Count how many lines include "link" and answer with that number only.

------------------------------------------------------------

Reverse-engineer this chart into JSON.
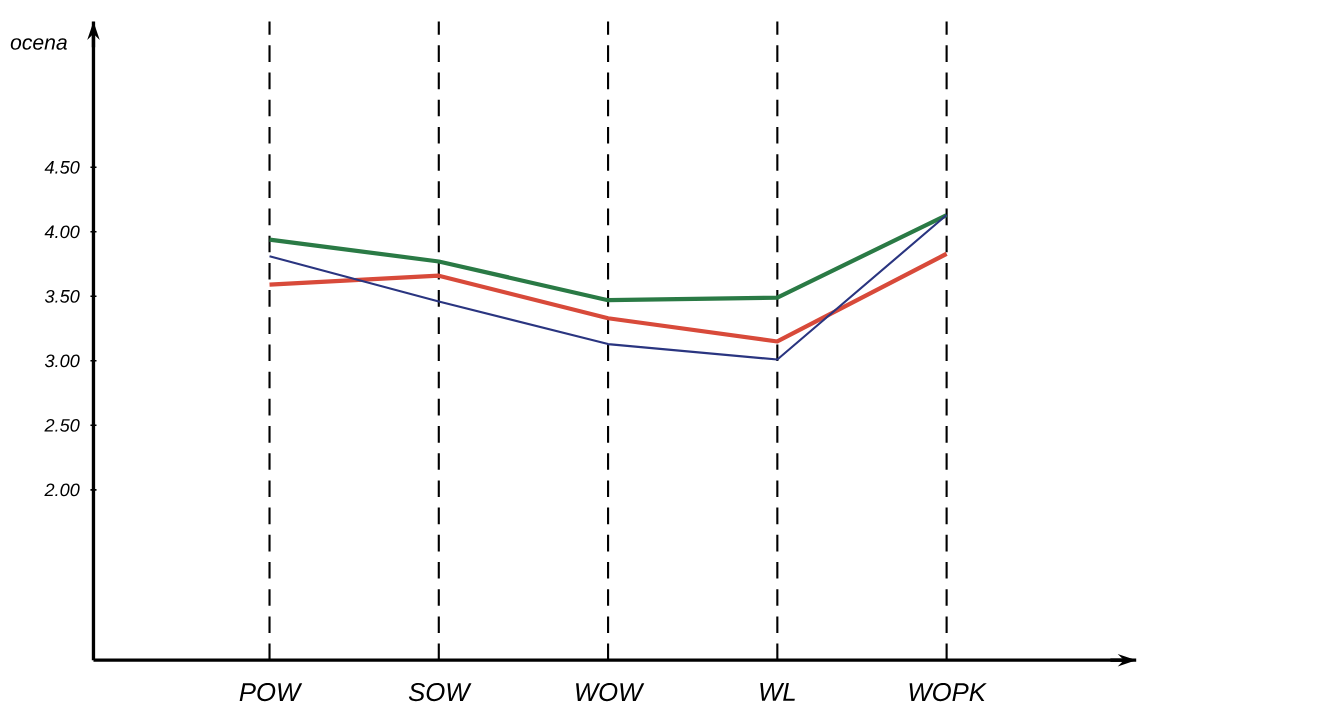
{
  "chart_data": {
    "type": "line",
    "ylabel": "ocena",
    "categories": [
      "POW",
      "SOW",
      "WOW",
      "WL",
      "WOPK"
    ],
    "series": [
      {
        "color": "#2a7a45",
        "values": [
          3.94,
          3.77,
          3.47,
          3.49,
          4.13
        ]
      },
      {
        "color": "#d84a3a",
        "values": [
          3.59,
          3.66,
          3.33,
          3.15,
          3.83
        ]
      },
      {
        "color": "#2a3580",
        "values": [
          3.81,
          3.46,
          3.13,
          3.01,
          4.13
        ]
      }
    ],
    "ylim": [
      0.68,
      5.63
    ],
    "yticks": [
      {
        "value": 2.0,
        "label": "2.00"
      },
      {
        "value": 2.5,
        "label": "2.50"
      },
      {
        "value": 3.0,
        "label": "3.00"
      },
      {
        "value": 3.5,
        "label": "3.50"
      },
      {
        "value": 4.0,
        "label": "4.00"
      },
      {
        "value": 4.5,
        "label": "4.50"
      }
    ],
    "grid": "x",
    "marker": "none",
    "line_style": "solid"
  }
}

------------------------------------------------------------

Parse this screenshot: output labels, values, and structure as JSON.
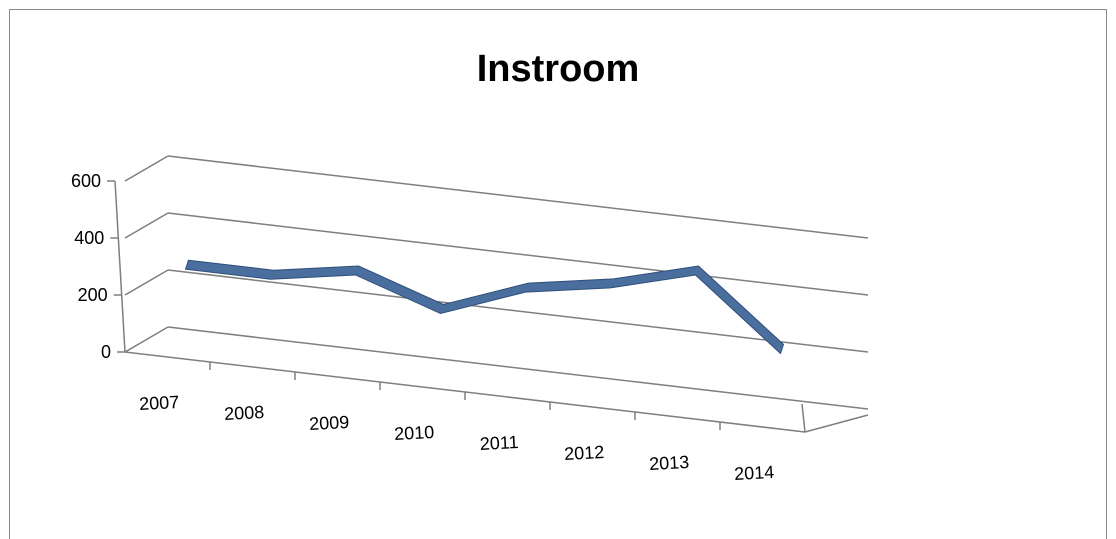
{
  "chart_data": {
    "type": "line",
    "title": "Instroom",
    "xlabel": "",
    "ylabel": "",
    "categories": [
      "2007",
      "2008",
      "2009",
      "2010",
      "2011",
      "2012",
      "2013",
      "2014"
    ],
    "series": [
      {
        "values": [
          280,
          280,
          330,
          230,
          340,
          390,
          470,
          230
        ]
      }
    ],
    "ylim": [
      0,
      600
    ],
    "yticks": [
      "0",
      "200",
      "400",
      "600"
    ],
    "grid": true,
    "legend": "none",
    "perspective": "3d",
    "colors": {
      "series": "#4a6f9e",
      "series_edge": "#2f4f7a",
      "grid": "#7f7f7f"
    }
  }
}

------------------------------------------------------------

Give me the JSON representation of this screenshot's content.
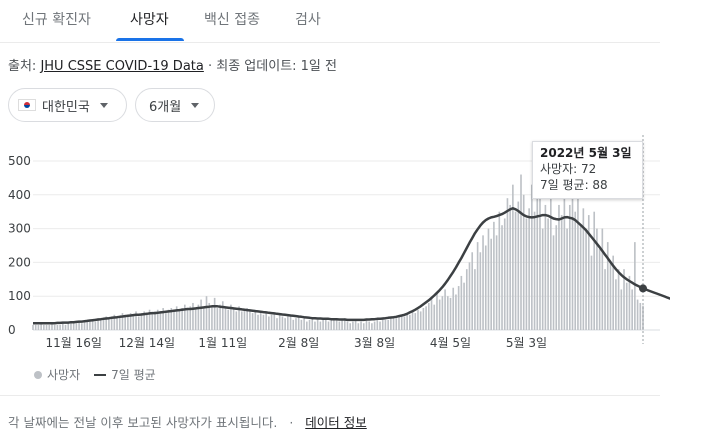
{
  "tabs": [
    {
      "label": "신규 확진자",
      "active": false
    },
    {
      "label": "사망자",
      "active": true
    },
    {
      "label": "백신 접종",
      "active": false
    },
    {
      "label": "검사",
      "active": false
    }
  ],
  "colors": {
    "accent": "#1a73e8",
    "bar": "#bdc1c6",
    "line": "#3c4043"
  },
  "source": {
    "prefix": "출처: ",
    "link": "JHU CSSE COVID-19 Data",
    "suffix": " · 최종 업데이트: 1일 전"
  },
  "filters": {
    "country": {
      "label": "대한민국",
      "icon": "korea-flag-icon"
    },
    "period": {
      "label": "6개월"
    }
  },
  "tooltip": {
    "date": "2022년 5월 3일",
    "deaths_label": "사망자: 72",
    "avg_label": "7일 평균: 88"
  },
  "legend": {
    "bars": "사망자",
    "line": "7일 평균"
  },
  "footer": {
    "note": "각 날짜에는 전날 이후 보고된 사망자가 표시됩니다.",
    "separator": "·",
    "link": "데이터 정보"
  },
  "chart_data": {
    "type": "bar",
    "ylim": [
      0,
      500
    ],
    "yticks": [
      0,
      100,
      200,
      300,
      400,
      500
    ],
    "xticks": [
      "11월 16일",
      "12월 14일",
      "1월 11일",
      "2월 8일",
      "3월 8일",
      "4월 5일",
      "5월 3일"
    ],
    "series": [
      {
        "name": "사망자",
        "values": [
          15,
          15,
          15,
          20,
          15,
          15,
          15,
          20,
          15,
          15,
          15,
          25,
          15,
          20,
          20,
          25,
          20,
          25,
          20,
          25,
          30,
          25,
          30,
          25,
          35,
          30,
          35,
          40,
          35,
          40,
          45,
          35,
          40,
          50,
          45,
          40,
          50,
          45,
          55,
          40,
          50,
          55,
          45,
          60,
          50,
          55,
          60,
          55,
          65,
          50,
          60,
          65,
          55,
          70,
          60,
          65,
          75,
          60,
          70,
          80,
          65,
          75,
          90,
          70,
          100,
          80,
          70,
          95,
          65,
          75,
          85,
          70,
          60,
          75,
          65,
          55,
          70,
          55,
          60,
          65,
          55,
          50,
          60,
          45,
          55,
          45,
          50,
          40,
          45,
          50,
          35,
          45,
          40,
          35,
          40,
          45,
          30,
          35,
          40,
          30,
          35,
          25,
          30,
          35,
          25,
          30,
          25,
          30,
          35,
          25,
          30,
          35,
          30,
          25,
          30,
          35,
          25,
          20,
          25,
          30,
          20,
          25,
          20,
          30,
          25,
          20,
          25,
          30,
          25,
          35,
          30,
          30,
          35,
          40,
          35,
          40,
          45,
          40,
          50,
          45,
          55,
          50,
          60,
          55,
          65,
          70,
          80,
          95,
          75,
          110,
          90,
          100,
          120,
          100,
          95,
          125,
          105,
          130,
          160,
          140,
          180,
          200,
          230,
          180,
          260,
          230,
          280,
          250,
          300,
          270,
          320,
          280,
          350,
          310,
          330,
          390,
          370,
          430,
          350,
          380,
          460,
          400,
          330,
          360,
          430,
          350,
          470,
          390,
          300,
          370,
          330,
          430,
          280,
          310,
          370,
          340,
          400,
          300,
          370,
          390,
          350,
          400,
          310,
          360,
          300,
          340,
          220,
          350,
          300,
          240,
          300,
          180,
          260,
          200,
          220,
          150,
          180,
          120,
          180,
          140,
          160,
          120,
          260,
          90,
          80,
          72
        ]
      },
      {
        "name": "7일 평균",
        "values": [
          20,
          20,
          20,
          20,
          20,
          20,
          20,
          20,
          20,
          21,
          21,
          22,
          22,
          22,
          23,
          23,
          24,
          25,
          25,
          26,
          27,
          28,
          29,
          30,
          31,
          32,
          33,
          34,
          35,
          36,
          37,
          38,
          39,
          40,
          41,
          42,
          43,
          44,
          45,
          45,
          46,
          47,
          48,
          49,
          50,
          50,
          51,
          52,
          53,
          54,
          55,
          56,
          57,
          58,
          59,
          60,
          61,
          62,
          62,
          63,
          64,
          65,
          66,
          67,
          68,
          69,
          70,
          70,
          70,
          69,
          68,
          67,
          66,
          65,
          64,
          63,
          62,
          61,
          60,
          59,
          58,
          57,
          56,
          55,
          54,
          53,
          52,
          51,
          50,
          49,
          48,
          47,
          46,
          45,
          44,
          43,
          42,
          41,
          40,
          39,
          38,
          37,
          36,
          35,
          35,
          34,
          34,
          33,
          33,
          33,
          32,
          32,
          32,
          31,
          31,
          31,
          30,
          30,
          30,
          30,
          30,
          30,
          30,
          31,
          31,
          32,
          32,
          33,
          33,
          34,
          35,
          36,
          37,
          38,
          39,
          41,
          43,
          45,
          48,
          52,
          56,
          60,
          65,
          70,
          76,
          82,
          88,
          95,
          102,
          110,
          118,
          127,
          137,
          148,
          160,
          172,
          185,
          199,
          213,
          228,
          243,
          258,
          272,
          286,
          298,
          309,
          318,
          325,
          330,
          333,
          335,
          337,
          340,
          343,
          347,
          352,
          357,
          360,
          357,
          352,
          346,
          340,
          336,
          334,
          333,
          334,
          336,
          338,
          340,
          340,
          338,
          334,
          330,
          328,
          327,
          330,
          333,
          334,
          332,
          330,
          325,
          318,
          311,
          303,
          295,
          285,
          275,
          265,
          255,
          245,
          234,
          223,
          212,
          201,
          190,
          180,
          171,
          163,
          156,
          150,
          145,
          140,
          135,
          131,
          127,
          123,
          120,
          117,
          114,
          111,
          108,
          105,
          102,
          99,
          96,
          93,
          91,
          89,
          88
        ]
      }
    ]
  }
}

------------------------------------------------------------

**The response:** 2